• **Problem description**
Exclude the pictures and reproduce the remaining data exactly as written.

• **Input**
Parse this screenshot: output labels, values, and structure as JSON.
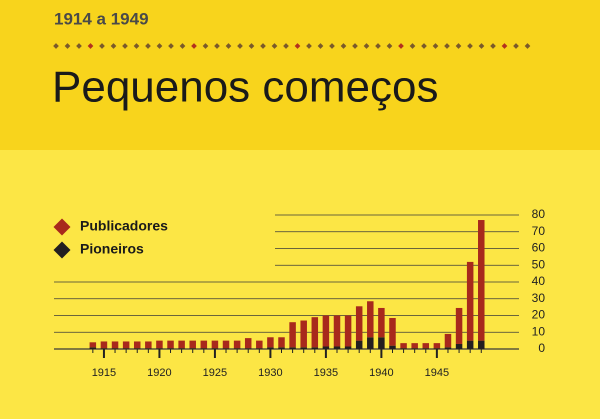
{
  "chart_data": {
    "type": "stacked-bar",
    "subtitle": "1914 a 1949",
    "title": "Pequenos começos",
    "x": [
      1914,
      1915,
      1916,
      1917,
      1918,
      1919,
      1920,
      1921,
      1922,
      1923,
      1924,
      1925,
      1926,
      1927,
      1928,
      1929,
      1930,
      1931,
      1932,
      1933,
      1934,
      1935,
      1936,
      1937,
      1938,
      1939,
      1940,
      1941,
      1942,
      1943,
      1944,
      1945,
      1946,
      1947,
      1948,
      1949
    ],
    "series": [
      {
        "name": "Publicadores",
        "color": "#a8291c",
        "values": [
          3,
          4,
          4,
          4,
          4,
          4,
          4.5,
          4.5,
          4.5,
          4.5,
          4.5,
          4.5,
          4.5,
          4.5,
          6,
          4.5,
          6,
          6,
          15,
          16,
          18,
          18.5,
          18.5,
          18.5,
          20.5,
          21.5,
          17.5,
          16.5,
          3,
          3,
          3,
          3,
          8,
          21.5,
          47,
          72
        ]
      },
      {
        "name": "Pioneiros",
        "color": "#231f20",
        "values": [
          1,
          0.5,
          0.5,
          0.5,
          0.5,
          0.5,
          0.5,
          0.5,
          0.5,
          0.5,
          0.5,
          0.5,
          0.5,
          0.5,
          0.5,
          0.5,
          1,
          1,
          1,
          1,
          1,
          1.5,
          1.5,
          1.5,
          5,
          7,
          7,
          2,
          0.5,
          0.5,
          0.5,
          0.5,
          1,
          3,
          5,
          5
        ]
      }
    ],
    "xlim": [
      1910.5,
      1952.4
    ],
    "xticks": [
      1915,
      1920,
      1925,
      1930,
      1935,
      1940,
      1945
    ],
    "ylim": [
      0,
      80
    ],
    "yticks": [
      0,
      10,
      20,
      30,
      40,
      50,
      60,
      70,
      80
    ],
    "grid": true
  }
}
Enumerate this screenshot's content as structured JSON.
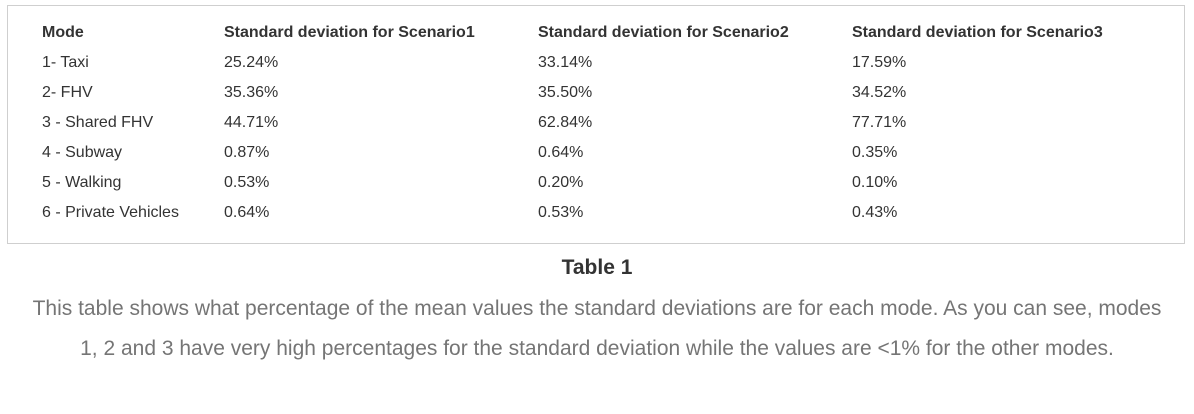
{
  "table": {
    "headers": [
      "Mode",
      "Standard deviation for Scenario1",
      "Standard deviation for Scenario2",
      "Standard deviation for Scenario3"
    ],
    "rows": [
      [
        "1- Taxi",
        "25.24%",
        "33.14%",
        "17.59%"
      ],
      [
        "2- FHV",
        "35.36%",
        "35.50%",
        "34.52%"
      ],
      [
        "3 - Shared FHV",
        "44.71%",
        "62.84%",
        "77.71%"
      ],
      [
        "4 - Subway",
        "0.87%",
        "0.64%",
        "0.35%"
      ],
      [
        "5 - Walking",
        "0.53%",
        "0.20%",
        "0.10%"
      ],
      [
        "6 - Private Vehicles",
        "0.64%",
        "0.53%",
        "0.43%"
      ]
    ]
  },
  "caption": {
    "title": "Table 1",
    "text": "This table shows what percentage of the mean values the standard deviations are for each mode. As you can see, modes 1, 2 and 3  have very high percentages for the standard deviation while the values are <1% for the other modes."
  }
}
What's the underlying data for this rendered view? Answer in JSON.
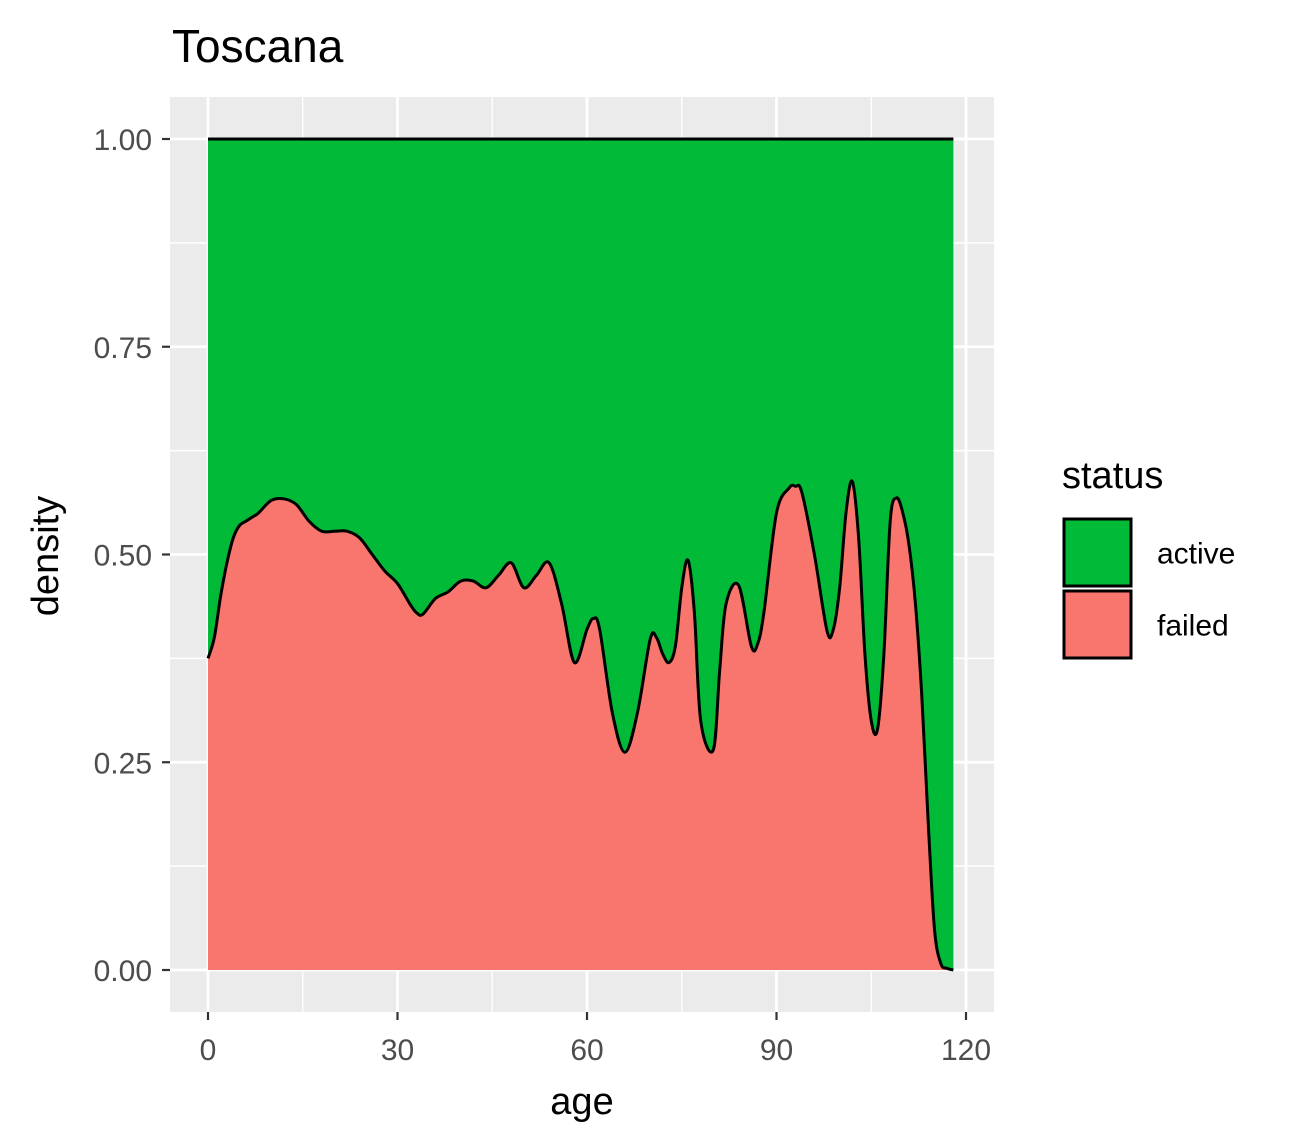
{
  "chart_data": {
    "type": "area",
    "title": "Toscana",
    "xlabel": "age",
    "ylabel": "density",
    "xlim": [
      -5,
      124
    ],
    "ylim": [
      -0.1,
      1.05
    ],
    "x_ticks": [
      0,
      30,
      60,
      90,
      120
    ],
    "x_tick_labels": [
      "0",
      "30",
      "60",
      "90",
      "120"
    ],
    "y_ticks": [
      0,
      0.25,
      0.5,
      0.75,
      1.0
    ],
    "y_tick_labels": [
      "0.00",
      "0.25",
      "0.50",
      "0.75",
      "1.00"
    ],
    "grid": true,
    "stacked": "fill",
    "legend": {
      "title": "status",
      "position": "right",
      "entries": [
        {
          "label": "active",
          "color": "#00BA38"
        },
        {
          "label": "failed",
          "color": "#F8766D"
        }
      ]
    },
    "series": [
      {
        "name": "failed",
        "color": "#F8766D",
        "x": [
          0,
          1,
          2,
          3,
          4,
          5,
          6,
          7,
          8,
          10,
          12,
          14,
          16,
          18,
          20,
          22,
          24,
          26,
          28,
          30,
          32,
          33,
          34,
          36,
          38,
          40,
          42,
          44,
          46,
          48,
          50,
          52,
          54,
          56,
          58,
          60,
          61,
          62,
          64,
          66,
          68,
          70,
          71,
          72,
          73,
          74,
          75,
          76,
          77,
          78,
          80,
          81,
          82,
          84,
          86,
          87,
          88,
          90,
          92,
          93,
          94,
          96,
          98,
          99,
          100,
          101,
          102,
          103,
          104,
          105,
          106,
          107,
          108,
          109,
          110,
          111,
          112,
          113,
          114,
          115,
          116,
          117,
          118
        ],
        "values": [
          0.375,
          0.4,
          0.45,
          0.49,
          0.52,
          0.535,
          0.54,
          0.545,
          0.55,
          0.565,
          0.567,
          0.56,
          0.54,
          0.528,
          0.528,
          0.528,
          0.52,
          0.5,
          0.48,
          0.465,
          0.44,
          0.43,
          0.428,
          0.447,
          0.455,
          0.468,
          0.468,
          0.46,
          0.475,
          0.49,
          0.46,
          0.475,
          0.49,
          0.44,
          0.37,
          0.41,
          0.423,
          0.41,
          0.31,
          0.262,
          0.31,
          0.398,
          0.4,
          0.38,
          0.37,
          0.39,
          0.46,
          0.493,
          0.43,
          0.3,
          0.265,
          0.36,
          0.44,
          0.463,
          0.39,
          0.392,
          0.43,
          0.55,
          0.58,
          0.582,
          0.575,
          0.5,
          0.408,
          0.41,
          0.46,
          0.55,
          0.588,
          0.52,
          0.38,
          0.3,
          0.29,
          0.38,
          0.54,
          0.568,
          0.55,
          0.51,
          0.44,
          0.33,
          0.18,
          0.05,
          0.008,
          0.002,
          0.0
        ]
      },
      {
        "name": "active",
        "color": "#00BA38"
      }
    ]
  }
}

• **Reply**
Parse this screenshot: output labels, values, and structure as JSON.
{
  "chart_data": {
    "type": "stacked-bar",
    "subtitle": "1914 a 1949",
    "title": "Pequenos começos",
    "x": [
      1914,
      1915,
      1916,
      1917,
      1918,
      1919,
      1920,
      1921,
      1922,
      1923,
      1924,
      1925,
      1926,
      1927,
      1928,
      1929,
      1930,
      1931,
      1932,
      1933,
      1934,
      1935,
      1936,
      1937,
      1938,
      1939,
      1940,
      1941,
      1942,
      1943,
      1944,
      1945,
      1946,
      1947,
      1948,
      1949
    ],
    "series": [
      {
        "name": "Publicadores",
        "color": "#a8291c",
        "values": [
          3,
          4,
          4,
          4,
          4,
          4,
          4.5,
          4.5,
          4.5,
          4.5,
          4.5,
          4.5,
          4.5,
          4.5,
          6,
          4.5,
          6,
          6,
          15,
          16,
          18,
          18.5,
          18.5,
          18.5,
          20.5,
          21.5,
          17.5,
          16.5,
          3,
          3,
          3,
          3,
          8,
          21.5,
          47,
          72
        ]
      },
      {
        "name": "Pioneiros",
        "color": "#231f20",
        "values": [
          1,
          0.5,
          0.5,
          0.5,
          0.5,
          0.5,
          0.5,
          0.5,
          0.5,
          0.5,
          0.5,
          0.5,
          0.5,
          0.5,
          0.5,
          0.5,
          1,
          1,
          1,
          1,
          1,
          1.5,
          1.5,
          1.5,
          5,
          7,
          7,
          2,
          0.5,
          0.5,
          0.5,
          0.5,
          1,
          3,
          5,
          5
        ]
      }
    ],
    "xlim": [
      1910.5,
      1952.4
    ],
    "xticks": [
      1915,
      1920,
      1925,
      1930,
      1935,
      1940,
      1945
    ],
    "ylim": [
      0,
      80
    ],
    "yticks": [
      0,
      10,
      20,
      30,
      40,
      50,
      60,
      70,
      80
    ],
    "grid": true
  }
}
Enumerate this screenshot's content as structured JSON.
{
  "table": {
    "headers": [
      "Mode",
      "Standard deviation for Scenario1",
      "Standard deviation for Scenario2",
      "Standard deviation for Scenario3"
    ],
    "rows": [
      [
        "1- Taxi",
        "25.24%",
        "33.14%",
        "17.59%"
      ],
      [
        "2- FHV",
        "35.36%",
        "35.50%",
        "34.52%"
      ],
      [
        "3 - Shared FHV",
        "44.71%",
        "62.84%",
        "77.71%"
      ],
      [
        "4 - Subway",
        "0.87%",
        "0.64%",
        "0.35%"
      ],
      [
        "5 - Walking",
        "0.53%",
        "0.20%",
        "0.10%"
      ],
      [
        "6 - Private Vehicles",
        "0.64%",
        "0.53%",
        "0.43%"
      ]
    ]
  },
  "caption": {
    "title": "Table 1",
    "text": "This table shows what percentage of the mean values the standard deviations are for each mode. As you can see, modes 1, 2 and 3  have very high percentages for the standard deviation while the values are <1% for the other modes."
  }
}
What's the underlying data for this rendered view? Answer in JSON.
{
  "chart_data": {
    "type": "area",
    "title": "Toscana",
    "xlabel": "age",
    "ylabel": "density",
    "xlim": [
      -5,
      124
    ],
    "ylim": [
      -0.1,
      1.05
    ],
    "x_ticks": [
      0,
      30,
      60,
      90,
      120
    ],
    "x_tick_labels": [
      "0",
      "30",
      "60",
      "90",
      "120"
    ],
    "y_ticks": [
      0,
      0.25,
      0.5,
      0.75,
      1.0
    ],
    "y_tick_labels": [
      "0.00",
      "0.25",
      "0.50",
      "0.75",
      "1.00"
    ],
    "grid": true,
    "stacked": "fill",
    "legend": {
      "title": "status",
      "position": "right",
      "entries": [
        {
          "label": "active",
          "color": "#00BA38"
        },
        {
          "label": "failed",
          "color": "#F8766D"
        }
      ]
    },
    "series": [
      {
        "name": "failed",
        "color": "#F8766D",
        "x": [
          0,
          1,
          2,
          3,
          4,
          5,
          6,
          7,
          8,
          10,
          12,
          14,
          16,
          18,
          20,
          22,
          24,
          26,
          28,
          30,
          32,
          33,
          34,
          36,
          38,
          40,
          42,
          44,
          46,
          48,
          50,
          52,
          54,
          56,
          58,
          60,
          61,
          62,
          64,
          66,
          68,
          70,
          71,
          72,
          73,
          74,
          75,
          76,
          77,
          78,
          80,
          81,
          82,
          84,
          86,
          87,
          88,
          90,
          92,
          93,
          94,
          96,
          98,
          99,
          100,
          101,
          102,
          103,
          104,
          105,
          106,
          107,
          108,
          109,
          110,
          111,
          112,
          113,
          114,
          115,
          116,
          117,
          118
        ],
        "values": [
          0.375,
          0.4,
          0.45,
          0.49,
          0.52,
          0.535,
          0.54,
          0.545,
          0.55,
          0.565,
          0.567,
          0.56,
          0.54,
          0.528,
          0.528,
          0.528,
          0.52,
          0.5,
          0.48,
          0.465,
          0.44,
          0.43,
          0.428,
          0.447,
          0.455,
          0.468,
          0.468,
          0.46,
          0.475,
          0.49,
          0.46,
          0.475,
          0.49,
          0.44,
          0.37,
          0.41,
          0.423,
          0.41,
          0.31,
          0.262,
          0.31,
          0.398,
          0.4,
          0.38,
          0.37,
          0.39,
          0.46,
          0.493,
          0.43,
          0.3,
          0.265,
          0.36,
          0.44,
          0.463,
          0.39,
          0.392,
          0.43,
          0.55,
          0.58,
          0.582,
          0.575,
          0.5,
          0.408,
          0.41,
          0.46,
          0.55,
          0.588,
          0.52,
          0.38,
          0.3,
          0.29,
          0.38,
          0.54,
          0.568,
          0.55,
          0.51,
          0.44,
          0.33,
          0.18,
          0.05,
          0.008,
          0.002,
          0.0
        ]
      },
      {
        "name": "active",
        "color": "#00BA38"
      }
    ]
  }
}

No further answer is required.